§ Exercise: Copy out all lines carrying the word "Enter".

§ Records to use:

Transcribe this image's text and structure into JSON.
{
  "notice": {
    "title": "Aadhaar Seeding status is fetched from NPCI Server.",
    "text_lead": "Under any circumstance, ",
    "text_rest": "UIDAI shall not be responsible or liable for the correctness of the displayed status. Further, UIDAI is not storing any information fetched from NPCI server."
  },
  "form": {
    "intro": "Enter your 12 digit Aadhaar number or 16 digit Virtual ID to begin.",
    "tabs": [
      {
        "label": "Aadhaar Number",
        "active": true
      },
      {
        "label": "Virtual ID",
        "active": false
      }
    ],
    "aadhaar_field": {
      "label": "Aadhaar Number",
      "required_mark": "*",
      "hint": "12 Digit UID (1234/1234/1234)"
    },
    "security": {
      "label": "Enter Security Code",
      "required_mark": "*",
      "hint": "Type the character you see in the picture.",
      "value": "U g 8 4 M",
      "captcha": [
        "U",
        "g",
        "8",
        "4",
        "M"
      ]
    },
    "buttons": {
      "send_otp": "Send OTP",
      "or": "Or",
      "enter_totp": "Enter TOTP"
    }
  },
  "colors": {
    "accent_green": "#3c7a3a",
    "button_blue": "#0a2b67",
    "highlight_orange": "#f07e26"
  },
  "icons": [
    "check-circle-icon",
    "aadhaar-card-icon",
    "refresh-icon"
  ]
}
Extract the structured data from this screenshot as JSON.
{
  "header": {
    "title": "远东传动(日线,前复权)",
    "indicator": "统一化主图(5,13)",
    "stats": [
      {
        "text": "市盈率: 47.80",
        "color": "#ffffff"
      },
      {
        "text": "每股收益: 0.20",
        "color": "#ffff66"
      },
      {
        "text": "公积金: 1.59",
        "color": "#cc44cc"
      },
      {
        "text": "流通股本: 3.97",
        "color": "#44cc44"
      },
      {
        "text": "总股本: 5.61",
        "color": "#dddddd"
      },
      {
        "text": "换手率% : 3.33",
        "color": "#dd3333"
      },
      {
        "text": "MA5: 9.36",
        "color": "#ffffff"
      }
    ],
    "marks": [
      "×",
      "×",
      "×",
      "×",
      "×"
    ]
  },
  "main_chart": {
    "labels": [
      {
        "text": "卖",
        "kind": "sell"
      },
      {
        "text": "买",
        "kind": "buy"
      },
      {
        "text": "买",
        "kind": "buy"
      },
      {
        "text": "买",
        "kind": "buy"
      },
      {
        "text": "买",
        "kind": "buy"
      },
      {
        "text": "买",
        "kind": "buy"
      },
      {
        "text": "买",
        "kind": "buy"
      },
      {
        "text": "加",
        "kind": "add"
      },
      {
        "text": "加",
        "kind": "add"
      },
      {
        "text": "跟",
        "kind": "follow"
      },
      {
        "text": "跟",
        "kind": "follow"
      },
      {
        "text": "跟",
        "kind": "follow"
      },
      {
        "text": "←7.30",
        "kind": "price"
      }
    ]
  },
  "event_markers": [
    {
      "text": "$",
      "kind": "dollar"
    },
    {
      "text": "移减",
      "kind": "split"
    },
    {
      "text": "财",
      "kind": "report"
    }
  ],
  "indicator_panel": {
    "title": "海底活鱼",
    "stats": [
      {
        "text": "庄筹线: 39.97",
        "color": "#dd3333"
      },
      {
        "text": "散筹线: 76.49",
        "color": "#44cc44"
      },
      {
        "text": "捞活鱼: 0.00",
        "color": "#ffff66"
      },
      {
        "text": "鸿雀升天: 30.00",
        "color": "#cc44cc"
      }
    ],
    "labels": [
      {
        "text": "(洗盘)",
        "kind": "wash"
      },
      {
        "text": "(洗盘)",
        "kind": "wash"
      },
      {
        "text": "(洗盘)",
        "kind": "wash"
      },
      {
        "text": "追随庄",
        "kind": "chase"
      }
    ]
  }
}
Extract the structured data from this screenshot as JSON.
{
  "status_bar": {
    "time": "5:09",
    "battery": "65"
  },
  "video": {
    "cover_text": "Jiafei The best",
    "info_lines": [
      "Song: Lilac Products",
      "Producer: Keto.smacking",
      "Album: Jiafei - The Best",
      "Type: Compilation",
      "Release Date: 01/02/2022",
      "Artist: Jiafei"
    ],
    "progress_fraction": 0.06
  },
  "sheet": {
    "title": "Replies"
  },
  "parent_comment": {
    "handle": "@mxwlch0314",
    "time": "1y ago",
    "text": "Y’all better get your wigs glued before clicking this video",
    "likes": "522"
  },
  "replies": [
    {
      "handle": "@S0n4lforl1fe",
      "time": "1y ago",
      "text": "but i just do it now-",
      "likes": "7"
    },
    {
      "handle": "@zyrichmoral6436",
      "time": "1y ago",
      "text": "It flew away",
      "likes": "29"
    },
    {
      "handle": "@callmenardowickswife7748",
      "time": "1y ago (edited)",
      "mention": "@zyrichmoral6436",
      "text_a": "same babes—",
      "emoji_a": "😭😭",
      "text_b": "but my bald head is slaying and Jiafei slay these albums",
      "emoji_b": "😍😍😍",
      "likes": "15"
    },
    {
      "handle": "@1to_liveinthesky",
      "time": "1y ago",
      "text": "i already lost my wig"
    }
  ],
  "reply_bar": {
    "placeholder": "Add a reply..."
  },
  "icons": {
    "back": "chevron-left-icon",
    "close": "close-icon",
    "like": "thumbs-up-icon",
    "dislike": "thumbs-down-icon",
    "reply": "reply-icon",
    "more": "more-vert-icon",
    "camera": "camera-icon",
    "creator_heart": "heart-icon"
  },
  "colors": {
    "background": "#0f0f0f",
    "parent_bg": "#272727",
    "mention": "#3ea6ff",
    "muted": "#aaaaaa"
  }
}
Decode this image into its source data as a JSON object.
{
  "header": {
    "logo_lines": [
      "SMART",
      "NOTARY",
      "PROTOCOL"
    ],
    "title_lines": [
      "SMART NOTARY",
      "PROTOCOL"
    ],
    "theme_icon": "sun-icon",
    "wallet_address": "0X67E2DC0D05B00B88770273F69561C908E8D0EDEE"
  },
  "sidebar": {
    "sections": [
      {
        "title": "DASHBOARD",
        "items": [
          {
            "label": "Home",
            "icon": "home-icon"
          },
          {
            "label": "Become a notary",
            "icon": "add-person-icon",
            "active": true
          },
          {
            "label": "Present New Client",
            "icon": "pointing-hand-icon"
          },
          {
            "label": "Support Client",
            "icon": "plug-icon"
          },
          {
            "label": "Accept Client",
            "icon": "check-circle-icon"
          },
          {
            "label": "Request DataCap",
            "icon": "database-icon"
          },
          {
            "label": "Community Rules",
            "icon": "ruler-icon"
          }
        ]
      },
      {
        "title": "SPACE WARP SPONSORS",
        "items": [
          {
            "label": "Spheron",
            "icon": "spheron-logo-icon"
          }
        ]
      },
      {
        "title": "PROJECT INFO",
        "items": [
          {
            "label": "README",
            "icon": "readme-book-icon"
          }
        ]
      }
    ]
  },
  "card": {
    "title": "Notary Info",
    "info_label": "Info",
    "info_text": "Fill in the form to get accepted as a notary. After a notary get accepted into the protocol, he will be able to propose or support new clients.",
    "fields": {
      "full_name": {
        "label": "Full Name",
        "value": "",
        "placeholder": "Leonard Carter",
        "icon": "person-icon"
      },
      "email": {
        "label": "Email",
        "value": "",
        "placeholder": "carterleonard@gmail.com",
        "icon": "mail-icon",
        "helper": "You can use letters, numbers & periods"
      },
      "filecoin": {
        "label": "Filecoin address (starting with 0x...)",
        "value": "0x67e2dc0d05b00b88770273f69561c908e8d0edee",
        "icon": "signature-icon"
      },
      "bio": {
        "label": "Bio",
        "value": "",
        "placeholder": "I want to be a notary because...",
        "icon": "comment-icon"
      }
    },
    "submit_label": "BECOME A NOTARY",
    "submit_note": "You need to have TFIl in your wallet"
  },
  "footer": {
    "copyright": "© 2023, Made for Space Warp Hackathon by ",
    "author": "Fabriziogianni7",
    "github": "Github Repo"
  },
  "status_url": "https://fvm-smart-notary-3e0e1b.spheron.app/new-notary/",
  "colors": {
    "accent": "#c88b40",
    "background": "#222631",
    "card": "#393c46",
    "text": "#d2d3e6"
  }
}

§ Result of the task:
    "intro": "Enter your 12 digit Aadhaar number or 16 digit Virtual ID to begin.",
      "label": "Enter Security Code",
      "enter_totp": "Enter TOTP"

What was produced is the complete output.